====== Materials provided ======

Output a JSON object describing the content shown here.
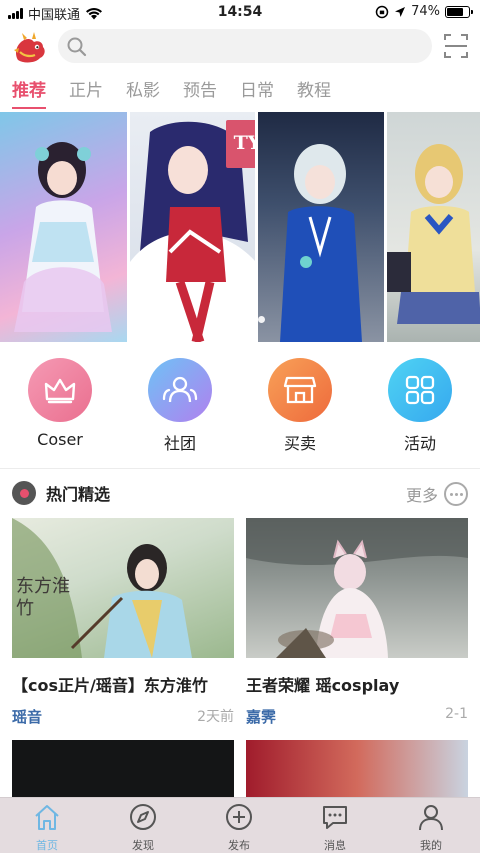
{
  "status_bar": {
    "carrier": "中国联通",
    "time": "14:54",
    "battery": "74%"
  },
  "header": {
    "search_placeholder": ""
  },
  "tabs": [
    {
      "label": "推荐",
      "active": true
    },
    {
      "label": "正片",
      "active": false
    },
    {
      "label": "私影",
      "active": false
    },
    {
      "label": "预告",
      "active": false
    },
    {
      "label": "日常",
      "active": false
    },
    {
      "label": "教程",
      "active": false
    }
  ],
  "banner": {
    "badge_text": "TYA"
  },
  "categories": [
    {
      "label": "Coser",
      "icon": "crown-icon",
      "color": "#ef7a9a"
    },
    {
      "label": "社团",
      "icon": "group-icon",
      "color": "#9a8cf2"
    },
    {
      "label": "买卖",
      "icon": "shop-icon",
      "color": "#f07a45"
    },
    {
      "label": "活动",
      "icon": "grid-icon",
      "color": "#3fc3f0"
    }
  ],
  "hot": {
    "title": "热门精选",
    "more": "更多",
    "cards": [
      {
        "title": "【cos正片/瑶音】东方淮竹",
        "author": "瑶音",
        "date": "2天前",
        "caption": "东方淮竹"
      },
      {
        "title": "王者荣耀 瑶cosplay",
        "author": "嘉霁",
        "date": "2-1"
      }
    ]
  },
  "tabbar": [
    {
      "label": "首页",
      "icon": "home-icon",
      "active": true
    },
    {
      "label": "发现",
      "icon": "compass-icon",
      "active": false
    },
    {
      "label": "发布",
      "icon": "plus-circle-icon",
      "active": false
    },
    {
      "label": "消息",
      "icon": "message-icon",
      "active": false
    },
    {
      "label": "我的",
      "icon": "user-icon",
      "active": false
    }
  ],
  "colors": {
    "accent": "#e8506e",
    "author": "#3b6aa8",
    "tab_active": "#6fb7e3"
  }
}
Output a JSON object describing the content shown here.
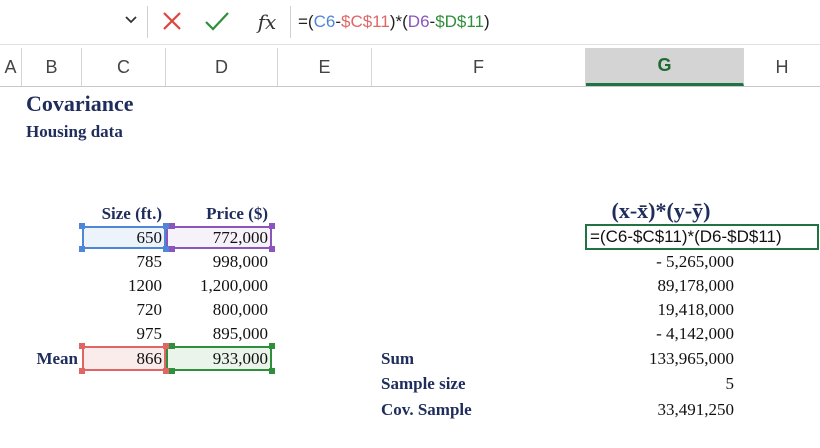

======

Written problem:
Retype each record exactly as it stands, but do not include the pictures.

Worked answer:
Output a JSON object describing the content shown here.
{
  "status_bar": {
    "carrier": "中国联通",
    "time": "14:54",
    "battery": "74%"
  },
  "header": {
    "search_placeholder": ""
  },
  "tabs": [
    {
      "label": "推荐",
      "active": true
    },
    {
      "label": "正片",
      "active": false
    },
    {
      "label": "私影",
      "active": false
    },
    {
      "label": "预告",
      "active": false
    },
    {
      "label": "日常",
      "active": false
    },
    {
      "label": "教程",
      "active": false
    }
  ],
  "banner": {
    "badge_text": "TYA"
  },
  "categories": [
    {
      "label": "Coser",
      "icon": "crown-icon",
      "color": "#ef7a9a"
    },
    {
      "label": "社团",
      "icon": "group-icon",
      "color": "#9a8cf2"
    },
    {
      "label": "买卖",
      "icon": "shop-icon",
      "color": "#f07a45"
    },
    {
      "label": "活动",
      "icon": "grid-icon",
      "color": "#3fc3f0"
    }
  ],
  "hot": {
    "title": "热门精选",
    "more": "更多",
    "cards": [
      {
        "title": "【cos正片/瑶音】东方淮竹",
        "author": "瑶音",
        "date": "2天前",
        "caption": "东方淮竹"
      },
      {
        "title": "王者荣耀 瑶cosplay",
        "author": "嘉霁",
        "date": "2-1"
      }
    ]
  },
  "tabbar": [
    {
      "label": "首页",
      "icon": "home-icon",
      "active": true
    },
    {
      "label": "发现",
      "icon": "compass-icon",
      "active": false
    },
    {
      "label": "发布",
      "icon": "plus-circle-icon",
      "active": false
    },
    {
      "label": "消息",
      "icon": "message-icon",
      "active": false
    },
    {
      "label": "我的",
      "icon": "user-icon",
      "active": false
    }
  ],
  "colors": {
    "accent": "#e8506e",
    "author": "#3b6aa8",
    "tab_active": "#6fb7e3"
  }
}
Output a JSON object describing the content shown here.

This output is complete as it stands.